_WHAT THE TASK REQUIRES_. Starting at the beginning of the records and ending at the line containing "running-indicator bbox=[595, 759, 607, 762]", write those lines out again with "Host Process" replaced by "Service Host" and everything else unchanged.

_Data records_.
[start]
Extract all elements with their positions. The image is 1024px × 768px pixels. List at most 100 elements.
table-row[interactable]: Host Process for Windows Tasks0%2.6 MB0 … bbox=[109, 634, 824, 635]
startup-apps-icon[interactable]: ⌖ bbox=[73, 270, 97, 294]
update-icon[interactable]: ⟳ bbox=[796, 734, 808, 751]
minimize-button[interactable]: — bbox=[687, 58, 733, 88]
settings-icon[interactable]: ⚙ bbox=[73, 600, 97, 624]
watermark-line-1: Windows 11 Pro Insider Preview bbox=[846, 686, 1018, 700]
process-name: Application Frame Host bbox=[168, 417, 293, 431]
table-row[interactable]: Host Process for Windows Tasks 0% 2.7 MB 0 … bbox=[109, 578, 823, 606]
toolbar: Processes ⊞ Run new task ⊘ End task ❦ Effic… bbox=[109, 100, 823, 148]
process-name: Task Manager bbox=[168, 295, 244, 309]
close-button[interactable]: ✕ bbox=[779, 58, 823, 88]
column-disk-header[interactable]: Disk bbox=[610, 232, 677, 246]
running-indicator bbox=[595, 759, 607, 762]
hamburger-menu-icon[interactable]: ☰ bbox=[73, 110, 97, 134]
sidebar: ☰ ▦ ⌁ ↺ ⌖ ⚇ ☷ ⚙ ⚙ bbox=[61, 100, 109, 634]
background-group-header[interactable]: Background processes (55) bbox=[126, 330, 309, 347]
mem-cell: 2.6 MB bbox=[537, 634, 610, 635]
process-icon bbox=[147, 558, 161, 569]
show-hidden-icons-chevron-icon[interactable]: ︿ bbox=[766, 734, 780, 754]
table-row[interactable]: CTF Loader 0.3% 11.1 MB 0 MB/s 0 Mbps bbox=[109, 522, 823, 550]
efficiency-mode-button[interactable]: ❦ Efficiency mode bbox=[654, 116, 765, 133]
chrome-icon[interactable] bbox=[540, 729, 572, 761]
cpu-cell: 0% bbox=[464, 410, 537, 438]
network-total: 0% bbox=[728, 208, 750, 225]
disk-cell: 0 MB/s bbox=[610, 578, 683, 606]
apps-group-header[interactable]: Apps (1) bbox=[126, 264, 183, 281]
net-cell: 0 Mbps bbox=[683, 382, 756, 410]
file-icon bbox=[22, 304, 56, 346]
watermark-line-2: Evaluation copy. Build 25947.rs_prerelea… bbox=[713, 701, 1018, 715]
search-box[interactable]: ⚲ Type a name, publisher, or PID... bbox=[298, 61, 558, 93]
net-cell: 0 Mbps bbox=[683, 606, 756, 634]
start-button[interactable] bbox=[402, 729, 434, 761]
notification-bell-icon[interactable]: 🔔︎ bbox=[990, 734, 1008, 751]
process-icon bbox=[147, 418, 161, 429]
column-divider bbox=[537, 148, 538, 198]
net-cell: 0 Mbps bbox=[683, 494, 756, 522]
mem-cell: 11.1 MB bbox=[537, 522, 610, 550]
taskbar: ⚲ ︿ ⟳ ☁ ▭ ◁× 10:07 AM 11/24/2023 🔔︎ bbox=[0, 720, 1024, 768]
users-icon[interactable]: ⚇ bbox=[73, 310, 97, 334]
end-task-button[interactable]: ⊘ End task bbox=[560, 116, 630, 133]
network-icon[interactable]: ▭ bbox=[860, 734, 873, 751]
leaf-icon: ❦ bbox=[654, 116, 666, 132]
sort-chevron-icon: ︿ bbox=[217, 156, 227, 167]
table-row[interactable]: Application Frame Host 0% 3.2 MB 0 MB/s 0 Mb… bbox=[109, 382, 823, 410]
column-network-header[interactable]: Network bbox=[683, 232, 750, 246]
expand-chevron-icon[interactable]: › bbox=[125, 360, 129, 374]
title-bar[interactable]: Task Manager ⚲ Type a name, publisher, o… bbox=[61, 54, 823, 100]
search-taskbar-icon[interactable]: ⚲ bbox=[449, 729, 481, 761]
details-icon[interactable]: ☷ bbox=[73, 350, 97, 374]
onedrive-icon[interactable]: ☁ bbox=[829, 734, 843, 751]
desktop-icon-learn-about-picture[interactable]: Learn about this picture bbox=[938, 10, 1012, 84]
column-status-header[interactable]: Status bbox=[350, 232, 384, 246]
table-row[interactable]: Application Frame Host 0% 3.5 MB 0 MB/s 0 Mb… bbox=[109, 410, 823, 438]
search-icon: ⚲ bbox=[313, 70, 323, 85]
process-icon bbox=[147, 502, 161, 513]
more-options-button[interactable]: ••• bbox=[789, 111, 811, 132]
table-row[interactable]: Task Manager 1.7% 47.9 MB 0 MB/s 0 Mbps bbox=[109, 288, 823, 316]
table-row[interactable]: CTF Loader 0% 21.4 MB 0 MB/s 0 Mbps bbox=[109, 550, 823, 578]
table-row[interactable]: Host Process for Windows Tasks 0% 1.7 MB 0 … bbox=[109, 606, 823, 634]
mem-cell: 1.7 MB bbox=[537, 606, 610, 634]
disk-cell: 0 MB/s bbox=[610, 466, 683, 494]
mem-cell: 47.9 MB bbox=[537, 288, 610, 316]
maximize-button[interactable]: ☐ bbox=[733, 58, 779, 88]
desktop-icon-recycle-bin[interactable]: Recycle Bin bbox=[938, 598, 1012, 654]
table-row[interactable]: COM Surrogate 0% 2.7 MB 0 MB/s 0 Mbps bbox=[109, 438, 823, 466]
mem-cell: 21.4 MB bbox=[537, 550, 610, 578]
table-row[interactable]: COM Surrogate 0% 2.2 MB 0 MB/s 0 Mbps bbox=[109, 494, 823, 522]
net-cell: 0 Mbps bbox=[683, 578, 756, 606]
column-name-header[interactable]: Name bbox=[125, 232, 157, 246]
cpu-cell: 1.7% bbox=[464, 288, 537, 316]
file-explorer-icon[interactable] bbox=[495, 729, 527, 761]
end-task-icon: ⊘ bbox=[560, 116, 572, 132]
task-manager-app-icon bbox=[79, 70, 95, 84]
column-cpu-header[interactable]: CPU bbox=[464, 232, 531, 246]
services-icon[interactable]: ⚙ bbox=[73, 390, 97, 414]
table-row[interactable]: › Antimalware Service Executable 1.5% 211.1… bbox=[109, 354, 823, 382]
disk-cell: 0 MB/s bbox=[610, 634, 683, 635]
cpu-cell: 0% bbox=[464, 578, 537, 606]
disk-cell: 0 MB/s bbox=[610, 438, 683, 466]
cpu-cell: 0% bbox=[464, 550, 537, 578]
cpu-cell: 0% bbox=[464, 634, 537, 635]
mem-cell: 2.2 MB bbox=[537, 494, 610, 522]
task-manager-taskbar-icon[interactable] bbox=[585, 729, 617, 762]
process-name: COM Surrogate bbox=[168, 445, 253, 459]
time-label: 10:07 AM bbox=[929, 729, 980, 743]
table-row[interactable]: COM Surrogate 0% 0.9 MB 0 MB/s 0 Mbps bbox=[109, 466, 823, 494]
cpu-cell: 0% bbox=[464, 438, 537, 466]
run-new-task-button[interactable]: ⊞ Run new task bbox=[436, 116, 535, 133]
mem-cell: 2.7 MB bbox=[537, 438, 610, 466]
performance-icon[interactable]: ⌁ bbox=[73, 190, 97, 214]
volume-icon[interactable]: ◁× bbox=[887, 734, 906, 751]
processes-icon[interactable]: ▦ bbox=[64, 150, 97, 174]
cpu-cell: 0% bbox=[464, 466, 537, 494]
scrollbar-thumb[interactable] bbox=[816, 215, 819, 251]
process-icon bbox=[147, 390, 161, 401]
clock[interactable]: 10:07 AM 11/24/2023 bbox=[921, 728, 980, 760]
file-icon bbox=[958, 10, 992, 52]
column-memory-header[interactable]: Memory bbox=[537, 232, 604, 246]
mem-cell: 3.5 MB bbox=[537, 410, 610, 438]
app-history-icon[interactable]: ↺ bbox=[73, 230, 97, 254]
[end]
_ANSWER FOR THE TASK_.
Extract all elements with their positions. The image is 1024px × 768px pixels. List at most 100 elements.
table-row[interactable]: Service Host for Windows Tasks0%2.6 MB0 … bbox=[109, 634, 824, 635]
startup-apps-icon[interactable]: ⌖ bbox=[73, 270, 97, 294]
update-icon[interactable]: ⟳ bbox=[796, 734, 808, 751]
minimize-button[interactable]: — bbox=[687, 58, 733, 88]
settings-icon[interactable]: ⚙ bbox=[73, 600, 97, 624]
watermark-line-1: Windows 11 Pro Insider Preview bbox=[846, 686, 1018, 700]
process-name: Application Frame Host bbox=[168, 417, 293, 431]
table-row[interactable]: Service Host for Windows Tasks 0% 2.7 MB 0 … bbox=[109, 578, 823, 606]
toolbar: Processes ⊞ Run new task ⊘ End task ❦ Effic… bbox=[109, 100, 823, 148]
process-name: Task Manager bbox=[168, 295, 244, 309]
close-button[interactable]: ✕ bbox=[779, 58, 823, 88]
column-disk-header[interactable]: Disk bbox=[610, 232, 677, 246]
running-indicator bbox=[595, 759, 607, 762]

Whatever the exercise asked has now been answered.